Chart and figure data:
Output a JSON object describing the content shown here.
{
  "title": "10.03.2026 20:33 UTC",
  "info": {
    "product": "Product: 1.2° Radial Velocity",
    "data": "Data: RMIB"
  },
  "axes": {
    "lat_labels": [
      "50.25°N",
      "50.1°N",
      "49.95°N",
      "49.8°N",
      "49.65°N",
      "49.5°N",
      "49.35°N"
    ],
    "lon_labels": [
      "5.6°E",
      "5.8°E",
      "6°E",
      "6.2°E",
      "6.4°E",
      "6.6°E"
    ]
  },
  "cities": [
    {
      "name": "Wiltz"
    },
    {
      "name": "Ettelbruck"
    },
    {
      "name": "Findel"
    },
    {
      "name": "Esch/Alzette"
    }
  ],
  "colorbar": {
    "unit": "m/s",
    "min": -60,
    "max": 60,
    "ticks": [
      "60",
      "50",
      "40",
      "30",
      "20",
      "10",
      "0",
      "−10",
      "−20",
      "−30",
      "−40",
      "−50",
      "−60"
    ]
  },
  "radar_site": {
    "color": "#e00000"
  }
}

## [AIM OF THE EXERCISE]
Take the data above and return it exactly.

## [REPLY TO THE EXERCISE]
Output a JSON object describing the content shown here.
{
  "title": "10.03.2026 20:33 UTC",
  "info": {
    "product": "Product: 1.2° Radial Velocity",
    "data": "Data: RMIB"
  },
  "axes": {
    "lat_labels": [
      "50.25°N",
      "50.1°N",
      "49.95°N",
      "49.8°N",
      "49.65°N",
      "49.5°N",
      "49.35°N"
    ],
    "lon_labels": [
      "5.6°E",
      "5.8°E",
      "6°E",
      "6.2°E",
      "6.4°E",
      "6.6°E"
    ]
  },
  "cities": [
    {
      "name": "Wiltz"
    },
    {
      "name": "Ettelbruck"
    },
    {
      "name": "Findel"
    },
    {
      "name": "Esch/Alzette"
    }
  ],
  "colorbar": {
    "unit": "m/s",
    "min": -60,
    "max": 60,
    "ticks": [
      "60",
      "50",
      "40",
      "30",
      "20",
      "10",
      "0",
      "−10",
      "−20",
      "−30",
      "−40",
      "−50",
      "−60"
    ]
  },
  "radar_site": {
    "color": "#e00000"
  }
}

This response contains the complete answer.